§ Your goal:
Look through the data below and report how many lines include "digdir". Only the number should be given.

§ Information supplied:
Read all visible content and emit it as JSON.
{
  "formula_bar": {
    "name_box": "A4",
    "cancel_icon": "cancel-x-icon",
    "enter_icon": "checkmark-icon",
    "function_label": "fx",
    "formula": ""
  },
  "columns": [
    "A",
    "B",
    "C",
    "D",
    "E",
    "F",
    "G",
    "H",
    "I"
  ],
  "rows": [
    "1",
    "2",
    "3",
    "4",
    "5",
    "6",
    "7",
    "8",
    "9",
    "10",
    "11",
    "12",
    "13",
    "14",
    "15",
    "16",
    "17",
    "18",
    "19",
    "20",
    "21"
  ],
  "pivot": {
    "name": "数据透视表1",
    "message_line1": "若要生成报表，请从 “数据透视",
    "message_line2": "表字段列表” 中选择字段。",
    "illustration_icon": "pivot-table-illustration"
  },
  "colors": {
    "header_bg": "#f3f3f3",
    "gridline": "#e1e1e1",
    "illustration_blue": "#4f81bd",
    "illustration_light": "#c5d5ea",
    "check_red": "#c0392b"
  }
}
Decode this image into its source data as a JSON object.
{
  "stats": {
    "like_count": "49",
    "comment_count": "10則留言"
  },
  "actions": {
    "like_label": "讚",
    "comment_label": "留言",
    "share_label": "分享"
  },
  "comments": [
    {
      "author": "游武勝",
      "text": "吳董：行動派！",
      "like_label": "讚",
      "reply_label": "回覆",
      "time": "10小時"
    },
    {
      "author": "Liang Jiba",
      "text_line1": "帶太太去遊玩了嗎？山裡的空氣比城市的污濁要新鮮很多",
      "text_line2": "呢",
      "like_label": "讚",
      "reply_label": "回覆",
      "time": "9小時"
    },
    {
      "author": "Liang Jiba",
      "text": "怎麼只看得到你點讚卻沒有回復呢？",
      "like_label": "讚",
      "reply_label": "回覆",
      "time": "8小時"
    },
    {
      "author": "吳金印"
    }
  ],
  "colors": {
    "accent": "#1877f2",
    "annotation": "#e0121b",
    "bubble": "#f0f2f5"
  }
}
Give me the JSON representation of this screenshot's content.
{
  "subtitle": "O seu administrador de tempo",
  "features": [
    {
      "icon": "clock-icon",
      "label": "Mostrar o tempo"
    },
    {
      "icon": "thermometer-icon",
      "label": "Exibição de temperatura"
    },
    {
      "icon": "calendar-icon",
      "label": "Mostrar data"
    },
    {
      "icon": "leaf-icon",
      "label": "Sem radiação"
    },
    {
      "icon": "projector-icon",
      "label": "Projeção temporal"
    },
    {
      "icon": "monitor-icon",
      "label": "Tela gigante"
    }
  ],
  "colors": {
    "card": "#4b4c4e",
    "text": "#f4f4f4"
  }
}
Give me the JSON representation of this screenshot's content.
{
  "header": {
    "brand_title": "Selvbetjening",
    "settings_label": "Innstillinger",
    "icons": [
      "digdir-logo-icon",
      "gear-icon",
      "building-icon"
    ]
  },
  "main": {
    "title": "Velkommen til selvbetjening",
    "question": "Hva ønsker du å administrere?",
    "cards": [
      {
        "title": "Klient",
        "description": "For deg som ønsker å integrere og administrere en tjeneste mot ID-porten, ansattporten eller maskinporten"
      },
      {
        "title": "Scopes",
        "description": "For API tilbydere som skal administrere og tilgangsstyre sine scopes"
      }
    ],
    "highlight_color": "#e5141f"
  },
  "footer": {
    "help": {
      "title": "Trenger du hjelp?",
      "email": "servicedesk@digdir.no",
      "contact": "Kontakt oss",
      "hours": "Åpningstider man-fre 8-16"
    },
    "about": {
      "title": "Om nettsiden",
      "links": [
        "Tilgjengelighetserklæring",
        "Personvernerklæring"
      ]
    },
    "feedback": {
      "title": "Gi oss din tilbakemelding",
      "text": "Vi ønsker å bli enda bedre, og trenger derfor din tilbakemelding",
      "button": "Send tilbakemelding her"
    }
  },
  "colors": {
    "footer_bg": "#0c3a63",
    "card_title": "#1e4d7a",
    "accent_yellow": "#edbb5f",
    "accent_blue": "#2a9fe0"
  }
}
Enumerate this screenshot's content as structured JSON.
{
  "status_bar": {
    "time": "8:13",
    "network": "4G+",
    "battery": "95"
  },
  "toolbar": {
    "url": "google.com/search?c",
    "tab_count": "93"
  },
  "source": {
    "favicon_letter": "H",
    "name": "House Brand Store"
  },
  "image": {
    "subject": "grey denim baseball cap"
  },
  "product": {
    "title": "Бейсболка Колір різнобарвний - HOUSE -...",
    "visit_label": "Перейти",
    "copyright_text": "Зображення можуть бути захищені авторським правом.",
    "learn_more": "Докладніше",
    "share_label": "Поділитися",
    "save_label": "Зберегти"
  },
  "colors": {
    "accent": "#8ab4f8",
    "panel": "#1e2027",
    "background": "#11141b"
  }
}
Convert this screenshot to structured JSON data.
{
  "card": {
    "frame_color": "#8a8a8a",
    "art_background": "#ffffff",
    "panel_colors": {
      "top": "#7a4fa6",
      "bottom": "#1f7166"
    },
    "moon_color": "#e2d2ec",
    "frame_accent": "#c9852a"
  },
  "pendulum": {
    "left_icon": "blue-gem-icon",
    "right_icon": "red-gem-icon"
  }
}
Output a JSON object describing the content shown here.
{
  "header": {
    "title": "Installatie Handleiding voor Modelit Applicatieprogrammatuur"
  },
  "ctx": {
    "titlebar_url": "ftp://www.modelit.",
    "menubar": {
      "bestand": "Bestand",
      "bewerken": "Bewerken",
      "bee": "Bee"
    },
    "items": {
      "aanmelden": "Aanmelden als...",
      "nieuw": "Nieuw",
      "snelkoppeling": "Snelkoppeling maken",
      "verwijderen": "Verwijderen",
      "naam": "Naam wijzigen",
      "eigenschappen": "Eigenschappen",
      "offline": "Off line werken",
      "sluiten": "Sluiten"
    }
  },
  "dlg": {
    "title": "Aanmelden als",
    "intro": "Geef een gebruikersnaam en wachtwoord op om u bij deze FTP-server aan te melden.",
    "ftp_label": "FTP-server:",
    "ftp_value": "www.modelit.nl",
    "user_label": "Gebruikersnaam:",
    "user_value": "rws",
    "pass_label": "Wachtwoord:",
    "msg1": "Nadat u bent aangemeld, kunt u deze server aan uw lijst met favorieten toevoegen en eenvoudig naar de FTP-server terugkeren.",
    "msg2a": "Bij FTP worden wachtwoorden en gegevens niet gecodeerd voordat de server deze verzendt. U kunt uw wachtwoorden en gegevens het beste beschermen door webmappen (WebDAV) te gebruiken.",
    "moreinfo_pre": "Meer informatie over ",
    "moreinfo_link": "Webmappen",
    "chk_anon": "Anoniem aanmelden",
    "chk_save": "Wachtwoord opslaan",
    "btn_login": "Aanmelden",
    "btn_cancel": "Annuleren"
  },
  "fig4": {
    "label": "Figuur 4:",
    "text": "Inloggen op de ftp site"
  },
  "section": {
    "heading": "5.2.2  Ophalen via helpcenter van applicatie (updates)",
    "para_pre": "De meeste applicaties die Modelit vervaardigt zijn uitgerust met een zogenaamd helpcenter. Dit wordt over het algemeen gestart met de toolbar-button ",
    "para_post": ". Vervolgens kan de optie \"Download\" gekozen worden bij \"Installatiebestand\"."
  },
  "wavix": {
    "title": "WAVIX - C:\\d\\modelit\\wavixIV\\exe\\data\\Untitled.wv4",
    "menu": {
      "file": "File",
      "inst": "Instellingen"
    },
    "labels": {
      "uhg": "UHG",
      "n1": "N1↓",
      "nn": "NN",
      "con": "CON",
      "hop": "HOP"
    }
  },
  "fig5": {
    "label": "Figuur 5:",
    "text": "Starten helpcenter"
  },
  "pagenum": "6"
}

§ Output of the exercise:
2